■ **Request**:
Copy out each line of the material below that holds the string "Menciones".

--*--

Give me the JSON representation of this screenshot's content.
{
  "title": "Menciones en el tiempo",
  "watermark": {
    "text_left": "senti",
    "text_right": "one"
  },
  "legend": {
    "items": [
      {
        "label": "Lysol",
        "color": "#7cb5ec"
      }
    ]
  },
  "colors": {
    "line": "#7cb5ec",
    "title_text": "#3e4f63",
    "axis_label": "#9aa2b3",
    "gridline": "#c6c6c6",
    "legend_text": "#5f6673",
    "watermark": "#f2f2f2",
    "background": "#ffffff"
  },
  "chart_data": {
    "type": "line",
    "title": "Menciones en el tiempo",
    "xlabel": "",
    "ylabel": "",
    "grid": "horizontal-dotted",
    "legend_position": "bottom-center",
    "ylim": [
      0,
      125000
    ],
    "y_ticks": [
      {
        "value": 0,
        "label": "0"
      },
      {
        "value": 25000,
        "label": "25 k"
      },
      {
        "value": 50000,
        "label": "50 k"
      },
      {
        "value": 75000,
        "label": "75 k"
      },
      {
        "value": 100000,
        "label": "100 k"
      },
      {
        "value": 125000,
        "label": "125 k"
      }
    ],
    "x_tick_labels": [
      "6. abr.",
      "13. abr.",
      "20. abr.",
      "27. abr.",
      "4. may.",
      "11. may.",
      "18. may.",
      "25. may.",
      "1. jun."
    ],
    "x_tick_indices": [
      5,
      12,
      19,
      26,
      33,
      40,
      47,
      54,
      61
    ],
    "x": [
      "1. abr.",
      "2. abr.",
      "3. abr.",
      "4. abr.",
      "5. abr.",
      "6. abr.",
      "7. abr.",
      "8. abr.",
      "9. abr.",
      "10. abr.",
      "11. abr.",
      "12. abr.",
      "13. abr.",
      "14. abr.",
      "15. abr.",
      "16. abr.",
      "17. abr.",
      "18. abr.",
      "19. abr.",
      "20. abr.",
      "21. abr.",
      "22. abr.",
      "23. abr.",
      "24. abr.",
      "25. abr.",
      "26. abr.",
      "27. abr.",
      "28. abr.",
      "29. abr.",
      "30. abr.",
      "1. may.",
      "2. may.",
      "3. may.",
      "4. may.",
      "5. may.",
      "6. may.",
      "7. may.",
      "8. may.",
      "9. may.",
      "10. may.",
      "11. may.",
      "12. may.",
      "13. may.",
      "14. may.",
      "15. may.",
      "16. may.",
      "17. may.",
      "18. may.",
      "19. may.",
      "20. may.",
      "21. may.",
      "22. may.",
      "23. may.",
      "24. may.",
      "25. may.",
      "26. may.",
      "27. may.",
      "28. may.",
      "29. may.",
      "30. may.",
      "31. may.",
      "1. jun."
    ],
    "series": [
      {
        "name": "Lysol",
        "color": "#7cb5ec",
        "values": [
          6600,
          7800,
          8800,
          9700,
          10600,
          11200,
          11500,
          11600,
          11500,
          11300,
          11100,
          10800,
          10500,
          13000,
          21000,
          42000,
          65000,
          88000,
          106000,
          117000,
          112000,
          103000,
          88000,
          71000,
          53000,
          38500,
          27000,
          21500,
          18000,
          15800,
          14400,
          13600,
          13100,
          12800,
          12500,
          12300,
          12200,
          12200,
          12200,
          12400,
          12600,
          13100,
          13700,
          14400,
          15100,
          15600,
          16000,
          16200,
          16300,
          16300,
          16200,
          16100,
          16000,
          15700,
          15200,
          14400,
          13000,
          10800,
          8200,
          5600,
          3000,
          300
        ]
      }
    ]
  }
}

--*--

■ **Written solution**:
  "title": "Menciones en el tiempo",
    "title": "Menciones en el tiempo",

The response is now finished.